** START OF Records for the exercise **

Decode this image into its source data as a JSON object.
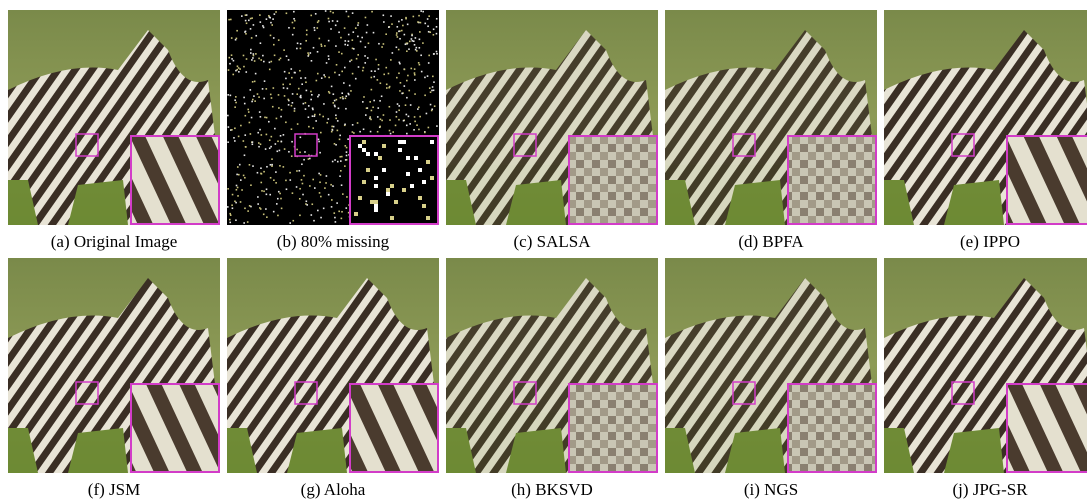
{
  "figure": {
    "panels": [
      {
        "label": "(a) Original Image"
      },
      {
        "label": "(b) 80% missing"
      },
      {
        "label": "(c) SALSA"
      },
      {
        "label": "(d) BPFA"
      },
      {
        "label": "(e) IPPO"
      },
      {
        "label": "(f) JSM"
      },
      {
        "label": "(g) Aloha"
      },
      {
        "label": "(h) BKSVD"
      },
      {
        "label": "(i) NGS"
      },
      {
        "label": "(j) JPG-SR"
      }
    ]
  }
}
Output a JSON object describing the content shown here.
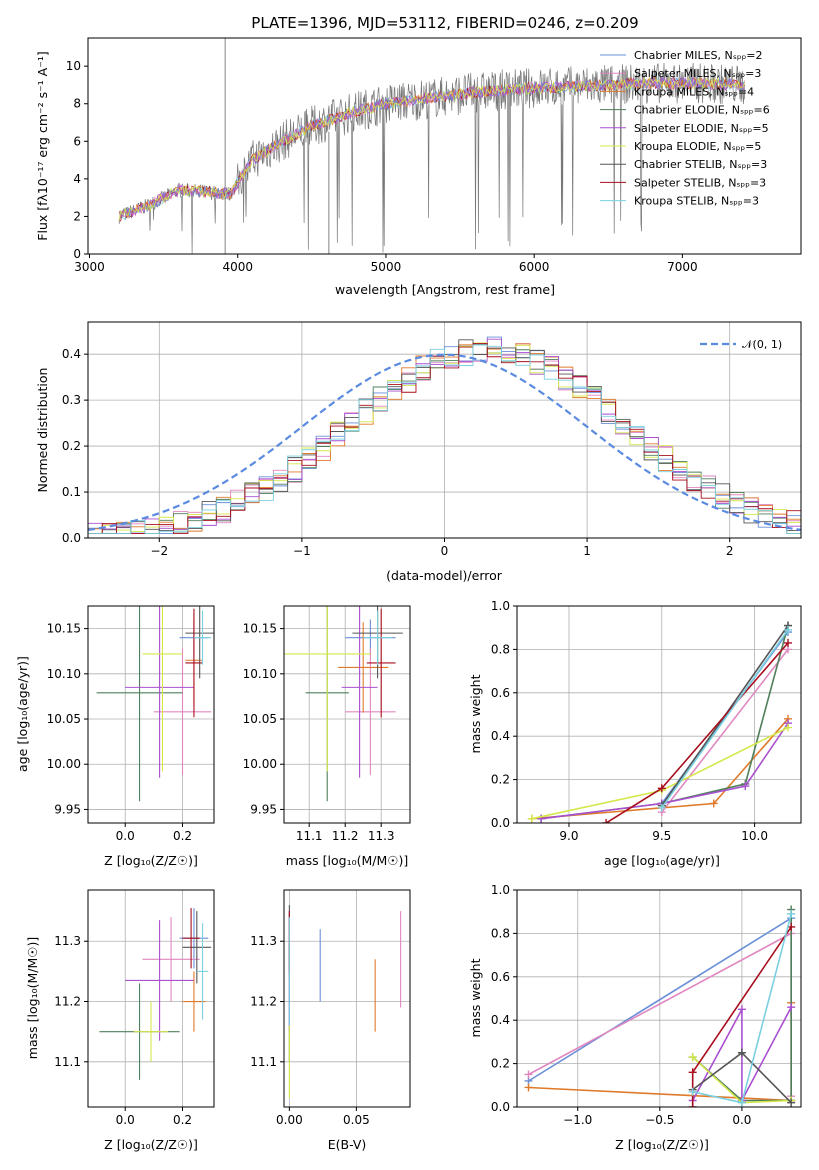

** END OF Records for the exercise **

Job: Excluding the pictures, reproduce every entry exactly as given.

Completed exercise:
Decode this image into its source data as a JSON object.
{
  "figure": {
    "panels": [
      {
        "label": "(a) Original Image"
      },
      {
        "label": "(b) 80% missing"
      },
      {
        "label": "(c) SALSA"
      },
      {
        "label": "(d) BPFA"
      },
      {
        "label": "(e) IPPO"
      },
      {
        "label": "(f) JSM"
      },
      {
        "label": "(g) Aloha"
      },
      {
        "label": "(h) BKSVD"
      },
      {
        "label": "(i) NGS"
      },
      {
        "label": "(j) JPG-SR"
      }
    ]
  }
}
Output a JSON object describing the content shown here.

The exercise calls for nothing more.